Dataset>

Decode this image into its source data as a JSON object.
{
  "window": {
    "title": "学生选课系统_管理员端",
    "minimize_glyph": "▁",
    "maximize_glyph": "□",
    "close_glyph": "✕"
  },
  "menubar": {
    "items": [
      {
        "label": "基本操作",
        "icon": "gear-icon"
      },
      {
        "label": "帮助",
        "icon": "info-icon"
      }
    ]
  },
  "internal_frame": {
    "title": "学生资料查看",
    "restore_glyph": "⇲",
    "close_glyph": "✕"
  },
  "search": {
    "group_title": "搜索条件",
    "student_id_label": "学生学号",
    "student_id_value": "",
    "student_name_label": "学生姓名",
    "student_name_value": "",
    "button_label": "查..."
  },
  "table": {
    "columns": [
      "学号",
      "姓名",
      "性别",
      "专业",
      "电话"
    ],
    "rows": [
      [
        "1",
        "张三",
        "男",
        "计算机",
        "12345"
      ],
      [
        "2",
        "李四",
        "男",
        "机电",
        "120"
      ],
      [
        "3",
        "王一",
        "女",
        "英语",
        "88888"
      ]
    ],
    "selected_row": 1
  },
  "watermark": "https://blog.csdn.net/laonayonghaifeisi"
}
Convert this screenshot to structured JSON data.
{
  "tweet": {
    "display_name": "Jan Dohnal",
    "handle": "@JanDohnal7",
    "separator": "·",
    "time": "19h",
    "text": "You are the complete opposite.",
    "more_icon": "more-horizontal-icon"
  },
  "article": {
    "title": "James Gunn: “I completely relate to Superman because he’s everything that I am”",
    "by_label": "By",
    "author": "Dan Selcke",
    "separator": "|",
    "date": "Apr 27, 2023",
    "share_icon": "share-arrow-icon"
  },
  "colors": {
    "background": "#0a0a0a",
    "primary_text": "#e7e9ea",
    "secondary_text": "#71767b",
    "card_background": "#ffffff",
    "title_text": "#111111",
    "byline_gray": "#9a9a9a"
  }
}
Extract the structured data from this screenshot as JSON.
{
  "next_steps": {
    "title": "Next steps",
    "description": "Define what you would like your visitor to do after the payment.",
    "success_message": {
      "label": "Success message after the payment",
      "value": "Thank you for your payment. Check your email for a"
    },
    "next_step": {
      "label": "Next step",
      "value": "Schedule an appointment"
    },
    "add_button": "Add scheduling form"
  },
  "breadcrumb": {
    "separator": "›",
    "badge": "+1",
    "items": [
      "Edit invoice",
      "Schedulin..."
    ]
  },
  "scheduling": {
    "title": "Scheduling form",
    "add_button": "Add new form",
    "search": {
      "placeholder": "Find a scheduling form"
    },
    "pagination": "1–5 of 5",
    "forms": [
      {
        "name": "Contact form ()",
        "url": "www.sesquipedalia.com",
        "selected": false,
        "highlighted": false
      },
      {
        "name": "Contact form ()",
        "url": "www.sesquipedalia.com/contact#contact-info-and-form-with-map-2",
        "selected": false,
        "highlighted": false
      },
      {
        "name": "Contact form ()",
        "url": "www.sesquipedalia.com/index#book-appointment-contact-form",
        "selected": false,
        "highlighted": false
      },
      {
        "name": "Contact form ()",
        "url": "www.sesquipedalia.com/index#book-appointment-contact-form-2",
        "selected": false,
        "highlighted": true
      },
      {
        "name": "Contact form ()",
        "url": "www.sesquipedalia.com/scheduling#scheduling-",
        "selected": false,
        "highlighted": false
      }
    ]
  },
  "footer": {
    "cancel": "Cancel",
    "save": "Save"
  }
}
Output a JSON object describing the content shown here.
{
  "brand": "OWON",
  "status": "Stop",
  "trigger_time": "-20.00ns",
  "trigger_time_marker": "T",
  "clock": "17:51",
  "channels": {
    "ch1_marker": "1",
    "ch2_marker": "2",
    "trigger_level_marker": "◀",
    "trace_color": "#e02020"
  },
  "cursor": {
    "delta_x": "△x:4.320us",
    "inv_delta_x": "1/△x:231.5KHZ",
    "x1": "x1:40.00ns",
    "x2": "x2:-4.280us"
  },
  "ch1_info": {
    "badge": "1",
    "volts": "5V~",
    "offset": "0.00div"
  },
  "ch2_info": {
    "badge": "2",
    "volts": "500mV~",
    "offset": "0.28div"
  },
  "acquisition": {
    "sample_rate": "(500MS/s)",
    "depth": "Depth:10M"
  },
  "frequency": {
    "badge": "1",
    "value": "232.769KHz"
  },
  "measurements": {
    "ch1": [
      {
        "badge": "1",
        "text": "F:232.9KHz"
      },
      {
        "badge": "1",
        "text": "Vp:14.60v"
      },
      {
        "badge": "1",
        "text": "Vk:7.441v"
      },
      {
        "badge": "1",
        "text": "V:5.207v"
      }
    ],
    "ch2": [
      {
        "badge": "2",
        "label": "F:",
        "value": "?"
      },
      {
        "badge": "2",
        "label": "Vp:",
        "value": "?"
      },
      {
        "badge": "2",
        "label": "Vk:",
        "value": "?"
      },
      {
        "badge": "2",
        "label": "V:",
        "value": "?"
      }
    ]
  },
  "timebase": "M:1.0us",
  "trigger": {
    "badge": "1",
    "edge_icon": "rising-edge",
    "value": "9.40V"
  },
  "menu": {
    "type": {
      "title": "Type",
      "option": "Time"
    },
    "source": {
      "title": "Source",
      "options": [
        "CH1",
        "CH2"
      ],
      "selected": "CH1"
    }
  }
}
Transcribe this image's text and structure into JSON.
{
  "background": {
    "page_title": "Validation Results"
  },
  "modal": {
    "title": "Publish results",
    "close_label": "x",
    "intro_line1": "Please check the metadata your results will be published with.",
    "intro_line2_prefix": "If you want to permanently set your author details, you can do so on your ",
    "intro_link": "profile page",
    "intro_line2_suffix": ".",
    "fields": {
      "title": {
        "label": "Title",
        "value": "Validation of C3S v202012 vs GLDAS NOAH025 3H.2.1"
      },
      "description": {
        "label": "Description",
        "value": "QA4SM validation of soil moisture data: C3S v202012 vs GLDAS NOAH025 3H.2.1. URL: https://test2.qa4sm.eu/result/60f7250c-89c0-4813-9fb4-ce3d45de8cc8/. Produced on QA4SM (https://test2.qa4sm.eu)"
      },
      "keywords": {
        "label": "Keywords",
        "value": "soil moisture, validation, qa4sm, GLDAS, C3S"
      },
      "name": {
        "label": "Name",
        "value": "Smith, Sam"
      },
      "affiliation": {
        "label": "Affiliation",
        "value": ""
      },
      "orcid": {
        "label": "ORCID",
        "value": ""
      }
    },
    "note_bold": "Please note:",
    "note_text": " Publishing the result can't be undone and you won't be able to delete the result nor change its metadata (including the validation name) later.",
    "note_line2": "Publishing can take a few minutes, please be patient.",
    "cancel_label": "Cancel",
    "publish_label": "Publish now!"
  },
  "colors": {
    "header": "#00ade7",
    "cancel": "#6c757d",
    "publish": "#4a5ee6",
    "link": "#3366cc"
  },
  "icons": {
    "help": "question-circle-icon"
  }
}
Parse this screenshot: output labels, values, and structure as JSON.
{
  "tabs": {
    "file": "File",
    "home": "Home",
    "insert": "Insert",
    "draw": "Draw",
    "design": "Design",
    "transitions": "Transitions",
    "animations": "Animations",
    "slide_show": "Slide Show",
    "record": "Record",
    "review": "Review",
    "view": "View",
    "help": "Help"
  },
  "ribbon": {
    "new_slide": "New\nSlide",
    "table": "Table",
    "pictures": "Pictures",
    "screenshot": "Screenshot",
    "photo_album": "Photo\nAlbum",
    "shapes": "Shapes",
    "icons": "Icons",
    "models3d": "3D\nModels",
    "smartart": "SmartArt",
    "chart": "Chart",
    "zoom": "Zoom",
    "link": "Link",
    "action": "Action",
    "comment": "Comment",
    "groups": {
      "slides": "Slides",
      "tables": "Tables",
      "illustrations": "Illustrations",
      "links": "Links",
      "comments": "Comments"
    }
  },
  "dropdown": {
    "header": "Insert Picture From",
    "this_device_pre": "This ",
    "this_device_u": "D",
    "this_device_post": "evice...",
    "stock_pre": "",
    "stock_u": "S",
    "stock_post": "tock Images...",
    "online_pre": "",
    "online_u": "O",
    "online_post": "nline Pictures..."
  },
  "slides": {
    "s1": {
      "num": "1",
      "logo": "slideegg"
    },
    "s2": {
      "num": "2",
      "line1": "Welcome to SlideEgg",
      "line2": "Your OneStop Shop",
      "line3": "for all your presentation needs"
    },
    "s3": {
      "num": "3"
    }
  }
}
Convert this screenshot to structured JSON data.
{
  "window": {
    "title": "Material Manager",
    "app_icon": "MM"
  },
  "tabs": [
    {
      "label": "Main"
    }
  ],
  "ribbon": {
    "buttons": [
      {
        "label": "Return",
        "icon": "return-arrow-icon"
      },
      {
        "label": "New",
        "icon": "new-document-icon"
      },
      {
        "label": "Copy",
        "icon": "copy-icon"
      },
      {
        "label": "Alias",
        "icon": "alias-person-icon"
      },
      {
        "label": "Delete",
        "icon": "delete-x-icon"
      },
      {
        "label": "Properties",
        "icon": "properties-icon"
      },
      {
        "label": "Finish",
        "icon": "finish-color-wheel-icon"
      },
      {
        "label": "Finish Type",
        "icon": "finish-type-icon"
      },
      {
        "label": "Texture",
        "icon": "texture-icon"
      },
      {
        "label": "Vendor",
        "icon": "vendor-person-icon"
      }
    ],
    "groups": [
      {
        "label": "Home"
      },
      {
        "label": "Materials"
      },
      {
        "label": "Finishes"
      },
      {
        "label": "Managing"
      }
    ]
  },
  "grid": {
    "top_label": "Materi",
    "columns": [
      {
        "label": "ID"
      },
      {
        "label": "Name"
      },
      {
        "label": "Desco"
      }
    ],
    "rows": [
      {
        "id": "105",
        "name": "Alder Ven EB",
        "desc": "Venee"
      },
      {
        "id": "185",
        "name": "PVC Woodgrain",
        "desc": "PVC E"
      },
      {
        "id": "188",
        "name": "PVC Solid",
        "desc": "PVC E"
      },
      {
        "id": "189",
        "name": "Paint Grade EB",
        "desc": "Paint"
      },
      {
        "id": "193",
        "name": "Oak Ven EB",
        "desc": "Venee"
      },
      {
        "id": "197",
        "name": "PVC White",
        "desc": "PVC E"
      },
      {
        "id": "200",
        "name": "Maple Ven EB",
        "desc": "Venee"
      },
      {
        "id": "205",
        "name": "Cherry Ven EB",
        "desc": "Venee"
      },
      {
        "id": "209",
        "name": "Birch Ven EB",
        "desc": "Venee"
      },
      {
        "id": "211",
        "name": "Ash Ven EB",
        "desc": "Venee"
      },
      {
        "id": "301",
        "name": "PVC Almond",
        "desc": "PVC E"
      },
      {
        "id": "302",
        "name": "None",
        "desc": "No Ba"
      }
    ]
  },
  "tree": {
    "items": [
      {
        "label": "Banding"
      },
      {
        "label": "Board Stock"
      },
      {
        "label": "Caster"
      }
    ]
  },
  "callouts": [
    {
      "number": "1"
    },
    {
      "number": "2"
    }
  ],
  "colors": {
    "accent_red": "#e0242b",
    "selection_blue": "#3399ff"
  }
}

What is needed> Pull out every line containing "with".

Completed task>
        "url": "www.sesquipedalia.com/contact#contact-info-and-form-with-map-2",
    "intro_line1": "Please check the metadata your results will be published with.",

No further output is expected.